• **Requirements**
Your copy of the material below should match it exactly, except that it holds no pictures.

━━━━━ Extracted records ━━━━━

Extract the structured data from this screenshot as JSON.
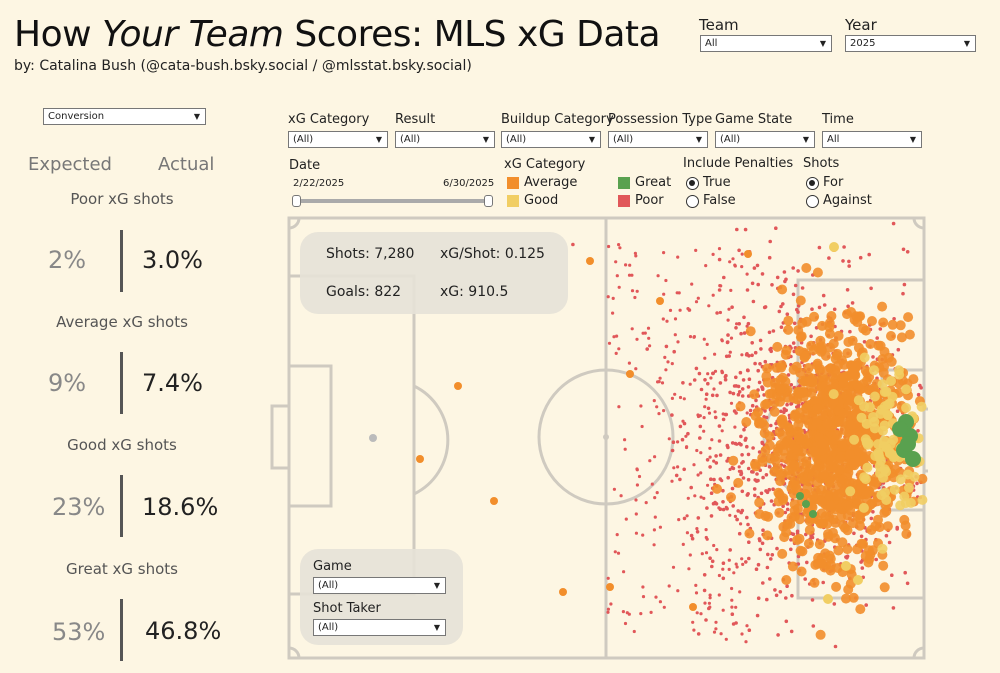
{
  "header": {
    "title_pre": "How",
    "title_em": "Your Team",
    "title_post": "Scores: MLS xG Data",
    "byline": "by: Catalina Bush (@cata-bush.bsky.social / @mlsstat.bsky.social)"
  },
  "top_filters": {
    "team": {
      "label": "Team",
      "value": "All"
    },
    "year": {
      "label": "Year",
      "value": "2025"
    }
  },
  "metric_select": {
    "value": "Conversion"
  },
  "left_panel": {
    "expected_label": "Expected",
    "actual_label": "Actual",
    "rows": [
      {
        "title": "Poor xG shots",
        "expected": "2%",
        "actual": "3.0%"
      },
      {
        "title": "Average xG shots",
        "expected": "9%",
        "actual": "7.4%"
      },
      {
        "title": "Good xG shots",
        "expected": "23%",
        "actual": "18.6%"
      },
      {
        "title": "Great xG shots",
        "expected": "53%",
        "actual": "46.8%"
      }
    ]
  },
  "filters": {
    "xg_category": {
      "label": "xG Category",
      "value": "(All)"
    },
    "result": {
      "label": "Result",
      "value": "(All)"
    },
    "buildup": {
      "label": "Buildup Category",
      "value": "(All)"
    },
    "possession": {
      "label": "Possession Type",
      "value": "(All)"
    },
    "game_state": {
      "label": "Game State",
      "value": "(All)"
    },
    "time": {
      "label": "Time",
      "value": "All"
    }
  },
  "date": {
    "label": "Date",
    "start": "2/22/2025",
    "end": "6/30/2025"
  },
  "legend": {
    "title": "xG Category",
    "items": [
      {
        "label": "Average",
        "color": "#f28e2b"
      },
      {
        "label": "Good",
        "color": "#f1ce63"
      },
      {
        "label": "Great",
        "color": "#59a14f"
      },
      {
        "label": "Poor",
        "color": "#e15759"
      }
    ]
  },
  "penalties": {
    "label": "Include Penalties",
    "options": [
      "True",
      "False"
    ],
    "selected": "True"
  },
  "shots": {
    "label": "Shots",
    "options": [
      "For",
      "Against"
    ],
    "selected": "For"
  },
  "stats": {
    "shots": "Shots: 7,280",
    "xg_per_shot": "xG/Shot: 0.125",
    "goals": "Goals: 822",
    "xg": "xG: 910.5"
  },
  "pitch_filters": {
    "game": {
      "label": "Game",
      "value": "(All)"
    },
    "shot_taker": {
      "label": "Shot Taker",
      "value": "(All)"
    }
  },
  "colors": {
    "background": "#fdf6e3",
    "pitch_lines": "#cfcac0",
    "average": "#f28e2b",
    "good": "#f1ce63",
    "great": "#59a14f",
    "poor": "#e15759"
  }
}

━━━━━

• **Problem solution**
Extract the structured data from this screenshot as JSON.
{
  "header": {
    "title_pre": "How",
    "title_em": "Your Team",
    "title_post": "Scores: MLS xG Data",
    "byline": "by: Catalina Bush (@cata-bush.bsky.social / @mlsstat.bsky.social)"
  },
  "top_filters": {
    "team": {
      "label": "Team",
      "value": "All"
    },
    "year": {
      "label": "Year",
      "value": "2025"
    }
  },
  "metric_select": {
    "value": "Conversion"
  },
  "left_panel": {
    "expected_label": "Expected",
    "actual_label": "Actual",
    "rows": [
      {
        "title": "Poor xG shots",
        "expected": "2%",
        "actual": "3.0%"
      },
      {
        "title": "Average xG shots",
        "expected": "9%",
        "actual": "7.4%"
      },
      {
        "title": "Good xG shots",
        "expected": "23%",
        "actual": "18.6%"
      },
      {
        "title": "Great xG shots",
        "expected": "53%",
        "actual": "46.8%"
      }
    ]
  },
  "filters": {
    "xg_category": {
      "label": "xG Category",
      "value": "(All)"
    },
    "result": {
      "label": "Result",
      "value": "(All)"
    },
    "buildup": {
      "label": "Buildup Category",
      "value": "(All)"
    },
    "possession": {
      "label": "Possession Type",
      "value": "(All)"
    },
    "game_state": {
      "label": "Game State",
      "value": "(All)"
    },
    "time": {
      "label": "Time",
      "value": "All"
    }
  },
  "date": {
    "label": "Date",
    "start": "2/22/2025",
    "end": "6/30/2025"
  },
  "legend": {
    "title": "xG Category",
    "items": [
      {
        "label": "Average",
        "color": "#f28e2b"
      },
      {
        "label": "Good",
        "color": "#f1ce63"
      },
      {
        "label": "Great",
        "color": "#59a14f"
      },
      {
        "label": "Poor",
        "color": "#e15759"
      }
    ]
  },
  "penalties": {
    "label": "Include Penalties",
    "options": [
      "True",
      "False"
    ],
    "selected": "True"
  },
  "shots": {
    "label": "Shots",
    "options": [
      "For",
      "Against"
    ],
    "selected": "For"
  },
  "stats": {
    "shots": "Shots: 7,280",
    "xg_per_shot": "xG/Shot: 0.125",
    "goals": "Goals: 822",
    "xg": "xG: 910.5"
  },
  "pitch_filters": {
    "game": {
      "label": "Game",
      "value": "(All)"
    },
    "shot_taker": {
      "label": "Shot Taker",
      "value": "(All)"
    }
  },
  "colors": {
    "background": "#fdf6e3",
    "pitch_lines": "#cfcac0",
    "average": "#f28e2b",
    "good": "#f1ce63",
    "great": "#59a14f",
    "poor": "#e15759"
  }
}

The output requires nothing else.